##### GIVEN DATA

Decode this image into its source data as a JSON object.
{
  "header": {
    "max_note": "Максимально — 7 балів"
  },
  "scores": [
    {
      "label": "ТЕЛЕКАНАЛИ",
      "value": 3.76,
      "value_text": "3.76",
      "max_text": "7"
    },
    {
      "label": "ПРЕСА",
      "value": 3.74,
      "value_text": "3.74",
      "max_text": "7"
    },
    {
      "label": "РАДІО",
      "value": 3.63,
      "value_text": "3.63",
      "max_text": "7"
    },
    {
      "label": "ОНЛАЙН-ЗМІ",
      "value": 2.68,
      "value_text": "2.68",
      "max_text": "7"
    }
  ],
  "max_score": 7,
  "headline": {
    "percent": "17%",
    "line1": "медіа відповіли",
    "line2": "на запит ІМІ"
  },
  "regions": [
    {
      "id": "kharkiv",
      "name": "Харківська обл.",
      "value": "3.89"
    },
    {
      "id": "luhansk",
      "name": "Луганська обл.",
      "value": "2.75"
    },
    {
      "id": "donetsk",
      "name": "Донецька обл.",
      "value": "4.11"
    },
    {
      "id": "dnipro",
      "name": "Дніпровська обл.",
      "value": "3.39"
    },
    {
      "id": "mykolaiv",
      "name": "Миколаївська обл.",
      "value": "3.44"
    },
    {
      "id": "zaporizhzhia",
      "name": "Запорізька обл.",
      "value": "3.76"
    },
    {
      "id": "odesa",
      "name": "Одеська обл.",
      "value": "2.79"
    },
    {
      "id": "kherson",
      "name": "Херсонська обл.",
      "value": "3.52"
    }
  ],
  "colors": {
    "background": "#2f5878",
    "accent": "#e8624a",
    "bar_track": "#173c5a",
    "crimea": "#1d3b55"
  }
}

##########

DO THIS —
Reply with one number only: how many lines of the listing hold "name"?

REPLY TO THE EXERCISE —
8